Work to do — Repeat exactly the lines from the line containing "Type out the text in this image." to the last line of the listing, including both.

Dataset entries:
──────

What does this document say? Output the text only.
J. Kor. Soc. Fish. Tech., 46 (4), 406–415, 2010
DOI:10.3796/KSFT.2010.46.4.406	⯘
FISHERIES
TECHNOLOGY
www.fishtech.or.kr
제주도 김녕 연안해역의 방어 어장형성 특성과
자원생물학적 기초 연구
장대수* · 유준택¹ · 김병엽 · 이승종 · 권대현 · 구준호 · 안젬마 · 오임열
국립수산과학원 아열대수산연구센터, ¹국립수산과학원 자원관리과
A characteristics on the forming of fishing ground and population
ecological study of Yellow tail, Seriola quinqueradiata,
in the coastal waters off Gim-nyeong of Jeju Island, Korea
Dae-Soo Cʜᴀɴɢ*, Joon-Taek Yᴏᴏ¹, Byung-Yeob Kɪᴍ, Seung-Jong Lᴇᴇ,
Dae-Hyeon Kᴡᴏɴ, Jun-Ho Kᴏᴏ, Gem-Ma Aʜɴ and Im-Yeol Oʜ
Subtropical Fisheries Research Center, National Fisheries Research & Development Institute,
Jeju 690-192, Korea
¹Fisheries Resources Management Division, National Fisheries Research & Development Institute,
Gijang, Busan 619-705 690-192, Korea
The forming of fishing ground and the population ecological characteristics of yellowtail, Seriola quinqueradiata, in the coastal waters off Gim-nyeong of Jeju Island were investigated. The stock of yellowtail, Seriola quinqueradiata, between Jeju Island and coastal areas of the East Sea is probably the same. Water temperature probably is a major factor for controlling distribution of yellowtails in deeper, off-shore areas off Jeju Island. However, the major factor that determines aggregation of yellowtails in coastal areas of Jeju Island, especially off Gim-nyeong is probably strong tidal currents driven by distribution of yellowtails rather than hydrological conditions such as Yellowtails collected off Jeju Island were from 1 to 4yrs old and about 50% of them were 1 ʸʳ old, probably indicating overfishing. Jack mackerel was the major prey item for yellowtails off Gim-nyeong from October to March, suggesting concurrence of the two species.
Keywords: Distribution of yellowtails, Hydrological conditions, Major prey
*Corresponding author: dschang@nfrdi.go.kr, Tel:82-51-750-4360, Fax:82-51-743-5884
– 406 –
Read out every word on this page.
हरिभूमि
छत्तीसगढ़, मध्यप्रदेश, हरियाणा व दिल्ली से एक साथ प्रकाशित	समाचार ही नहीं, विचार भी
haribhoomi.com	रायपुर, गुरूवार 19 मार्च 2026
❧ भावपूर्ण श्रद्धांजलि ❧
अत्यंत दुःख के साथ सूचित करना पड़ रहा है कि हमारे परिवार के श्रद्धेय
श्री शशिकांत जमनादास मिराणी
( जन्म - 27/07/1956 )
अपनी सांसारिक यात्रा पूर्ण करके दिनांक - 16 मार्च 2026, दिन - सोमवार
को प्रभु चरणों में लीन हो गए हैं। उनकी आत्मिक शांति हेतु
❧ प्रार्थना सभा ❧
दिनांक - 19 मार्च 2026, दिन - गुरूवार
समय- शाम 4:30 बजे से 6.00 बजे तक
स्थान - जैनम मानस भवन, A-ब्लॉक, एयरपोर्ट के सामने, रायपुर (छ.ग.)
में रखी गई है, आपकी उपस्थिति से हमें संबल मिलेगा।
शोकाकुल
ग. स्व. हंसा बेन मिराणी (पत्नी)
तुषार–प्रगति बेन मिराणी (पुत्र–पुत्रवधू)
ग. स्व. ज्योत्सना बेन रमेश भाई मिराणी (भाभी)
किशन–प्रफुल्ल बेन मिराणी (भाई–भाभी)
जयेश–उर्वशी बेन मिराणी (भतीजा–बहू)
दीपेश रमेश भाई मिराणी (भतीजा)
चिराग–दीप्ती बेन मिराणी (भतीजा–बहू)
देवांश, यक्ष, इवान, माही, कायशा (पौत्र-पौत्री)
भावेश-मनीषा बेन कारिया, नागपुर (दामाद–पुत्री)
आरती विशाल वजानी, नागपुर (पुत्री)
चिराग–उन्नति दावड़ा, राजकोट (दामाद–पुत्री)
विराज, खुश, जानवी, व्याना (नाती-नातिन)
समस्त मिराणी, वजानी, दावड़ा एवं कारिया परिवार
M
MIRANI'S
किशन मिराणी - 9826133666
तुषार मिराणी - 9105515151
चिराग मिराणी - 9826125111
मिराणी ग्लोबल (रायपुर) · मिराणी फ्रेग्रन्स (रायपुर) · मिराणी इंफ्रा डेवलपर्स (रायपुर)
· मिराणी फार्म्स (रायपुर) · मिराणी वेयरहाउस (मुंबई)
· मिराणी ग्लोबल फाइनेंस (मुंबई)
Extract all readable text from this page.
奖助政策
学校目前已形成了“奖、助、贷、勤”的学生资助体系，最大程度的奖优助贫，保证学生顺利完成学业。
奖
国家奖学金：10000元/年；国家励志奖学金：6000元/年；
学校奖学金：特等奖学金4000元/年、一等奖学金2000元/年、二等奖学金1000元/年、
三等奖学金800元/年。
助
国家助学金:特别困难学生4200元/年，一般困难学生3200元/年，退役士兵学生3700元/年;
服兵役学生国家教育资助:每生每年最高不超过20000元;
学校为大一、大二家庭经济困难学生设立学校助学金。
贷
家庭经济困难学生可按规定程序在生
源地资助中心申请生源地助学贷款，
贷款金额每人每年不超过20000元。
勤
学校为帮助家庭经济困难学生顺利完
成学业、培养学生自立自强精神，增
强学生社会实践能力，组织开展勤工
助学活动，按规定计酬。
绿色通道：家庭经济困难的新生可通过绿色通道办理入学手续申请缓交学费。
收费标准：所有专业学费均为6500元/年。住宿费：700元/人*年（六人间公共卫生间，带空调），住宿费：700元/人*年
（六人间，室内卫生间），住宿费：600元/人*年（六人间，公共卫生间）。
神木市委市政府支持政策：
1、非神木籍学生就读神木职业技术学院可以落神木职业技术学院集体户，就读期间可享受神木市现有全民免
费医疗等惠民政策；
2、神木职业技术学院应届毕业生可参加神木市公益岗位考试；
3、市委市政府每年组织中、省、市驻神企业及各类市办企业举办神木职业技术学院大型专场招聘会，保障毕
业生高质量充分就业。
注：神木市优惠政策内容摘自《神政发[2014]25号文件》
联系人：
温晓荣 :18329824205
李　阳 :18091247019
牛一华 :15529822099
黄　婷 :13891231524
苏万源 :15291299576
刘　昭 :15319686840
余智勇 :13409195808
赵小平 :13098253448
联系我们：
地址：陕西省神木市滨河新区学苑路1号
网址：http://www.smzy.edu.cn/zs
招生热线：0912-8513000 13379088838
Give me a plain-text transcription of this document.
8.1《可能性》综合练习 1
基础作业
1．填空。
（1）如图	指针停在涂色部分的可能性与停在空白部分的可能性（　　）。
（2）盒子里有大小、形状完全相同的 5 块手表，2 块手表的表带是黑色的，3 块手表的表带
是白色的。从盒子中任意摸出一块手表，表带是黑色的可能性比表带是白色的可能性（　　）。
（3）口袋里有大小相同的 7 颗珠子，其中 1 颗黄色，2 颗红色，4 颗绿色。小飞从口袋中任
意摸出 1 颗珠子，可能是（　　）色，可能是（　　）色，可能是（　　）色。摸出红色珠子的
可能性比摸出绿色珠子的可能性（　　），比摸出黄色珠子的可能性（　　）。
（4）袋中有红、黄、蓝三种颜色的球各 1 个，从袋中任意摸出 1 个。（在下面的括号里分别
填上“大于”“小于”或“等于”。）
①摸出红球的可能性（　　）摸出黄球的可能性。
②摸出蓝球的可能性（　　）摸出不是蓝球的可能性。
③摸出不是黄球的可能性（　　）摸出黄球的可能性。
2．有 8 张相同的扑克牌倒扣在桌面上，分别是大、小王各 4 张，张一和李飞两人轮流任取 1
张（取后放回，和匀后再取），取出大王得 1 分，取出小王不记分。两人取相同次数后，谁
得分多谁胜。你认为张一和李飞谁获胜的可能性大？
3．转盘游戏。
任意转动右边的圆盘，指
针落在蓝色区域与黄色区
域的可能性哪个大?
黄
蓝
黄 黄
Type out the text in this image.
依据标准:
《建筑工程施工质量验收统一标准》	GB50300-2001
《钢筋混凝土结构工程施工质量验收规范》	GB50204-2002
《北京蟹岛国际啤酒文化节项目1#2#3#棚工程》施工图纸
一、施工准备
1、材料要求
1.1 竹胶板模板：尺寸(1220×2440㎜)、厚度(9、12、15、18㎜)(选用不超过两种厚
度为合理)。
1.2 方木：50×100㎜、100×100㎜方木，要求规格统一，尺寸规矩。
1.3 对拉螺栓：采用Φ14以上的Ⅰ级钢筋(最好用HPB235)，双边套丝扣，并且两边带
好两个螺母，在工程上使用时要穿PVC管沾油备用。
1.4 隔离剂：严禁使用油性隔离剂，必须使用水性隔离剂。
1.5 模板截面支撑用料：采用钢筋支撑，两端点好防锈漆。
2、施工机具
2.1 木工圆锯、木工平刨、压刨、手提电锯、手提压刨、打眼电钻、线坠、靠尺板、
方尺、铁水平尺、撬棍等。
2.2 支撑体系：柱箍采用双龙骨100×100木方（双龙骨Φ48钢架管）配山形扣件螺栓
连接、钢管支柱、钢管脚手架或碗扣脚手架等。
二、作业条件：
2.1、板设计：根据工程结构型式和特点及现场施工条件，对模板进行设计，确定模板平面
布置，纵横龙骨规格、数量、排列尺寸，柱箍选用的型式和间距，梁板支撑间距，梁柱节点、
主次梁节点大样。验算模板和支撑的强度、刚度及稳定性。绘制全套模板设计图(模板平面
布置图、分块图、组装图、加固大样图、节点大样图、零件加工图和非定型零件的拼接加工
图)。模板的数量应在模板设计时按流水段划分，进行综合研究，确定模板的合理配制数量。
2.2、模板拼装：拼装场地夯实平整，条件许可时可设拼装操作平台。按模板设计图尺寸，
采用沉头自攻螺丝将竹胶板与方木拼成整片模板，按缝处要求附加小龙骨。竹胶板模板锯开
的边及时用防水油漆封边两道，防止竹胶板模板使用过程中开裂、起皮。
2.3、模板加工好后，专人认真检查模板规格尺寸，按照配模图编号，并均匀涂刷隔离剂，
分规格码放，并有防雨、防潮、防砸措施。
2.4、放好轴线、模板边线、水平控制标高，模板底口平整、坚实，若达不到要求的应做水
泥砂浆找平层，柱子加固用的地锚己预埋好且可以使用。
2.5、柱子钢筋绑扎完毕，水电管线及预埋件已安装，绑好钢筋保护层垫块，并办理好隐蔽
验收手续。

──────

Complete response —
Type out the text in this image.
依据标准:
《建筑工程施工质量验收统一标准》	GB50300-2001
《钢筋混凝土结构工程施工质量验收规范》	GB50204-2002
《北京蟹岛国际啤酒文化节项目1#2#3#棚工程》施工图纸
一、施工准备
1、材料要求
1.1 竹胶板模板：尺寸(1220×2440㎜)、厚度(9、12、15、18㎜)(选用不超过两种厚
度为合理)。
1.2 方木：50×100㎜、100×100㎜方木，要求规格统一，尺寸规矩。
1.3 对拉螺栓：采用Φ14以上的Ⅰ级钢筋(最好用HPB235)，双边套丝扣，并且两边带
好两个螺母，在工程上使用时要穿PVC管沾油备用。
1.4 隔离剂：严禁使用油性隔离剂，必须使用水性隔离剂。
1.5 模板截面支撑用料：采用钢筋支撑，两端点好防锈漆。
2、施工机具
2.1 木工圆锯、木工平刨、压刨、手提电锯、手提压刨、打眼电钻、线坠、靠尺板、
方尺、铁水平尺、撬棍等。
2.2 支撑体系：柱箍采用双龙骨100×100木方（双龙骨Φ48钢架管）配山形扣件螺栓
连接、钢管支柱、钢管脚手架或碗扣脚手架等。
二、作业条件：
2.1、板设计：根据工程结构型式和特点及现场施工条件，对模板进行设计，确定模板平面
布置，纵横龙骨规格、数量、排列尺寸，柱箍选用的型式和间距，梁板支撑间距，梁柱节点、
主次梁节点大样。验算模板和支撑的强度、刚度及稳定性。绘制全套模板设计图(模板平面
布置图、分块图、组装图、加固大样图、节点大样图、零件加工图和非定型零件的拼接加工
图)。模板的数量应在模板设计时按流水段划分，进行综合研究，确定模板的合理配制数量。
2.2、模板拼装：拼装场地夯实平整，条件许可时可设拼装操作平台。按模板设计图尺寸，
采用沉头自攻螺丝将竹胶板与方木拼成整片模板，按缝处要求附加小龙骨。竹胶板模板锯开
的边及时用防水油漆封边两道，防止竹胶板模板使用过程中开裂、起皮。
2.3、模板加工好后，专人认真检查模板规格尺寸，按照配模图编号，并均匀涂刷隔离剂，
分规格码放，并有防雨、防潮、防砸措施。
2.4、放好轴线、模板边线、水平控制标高，模板底口平整、坚实，若达不到要求的应做水
泥砂浆找平层，柱子加固用的地锚己预埋好且可以使用。
2.5、柱子钢筋绑扎完毕，水电管线及预埋件已安装，绑好钢筋保护层垫块，并办理好隐蔽
验收手续。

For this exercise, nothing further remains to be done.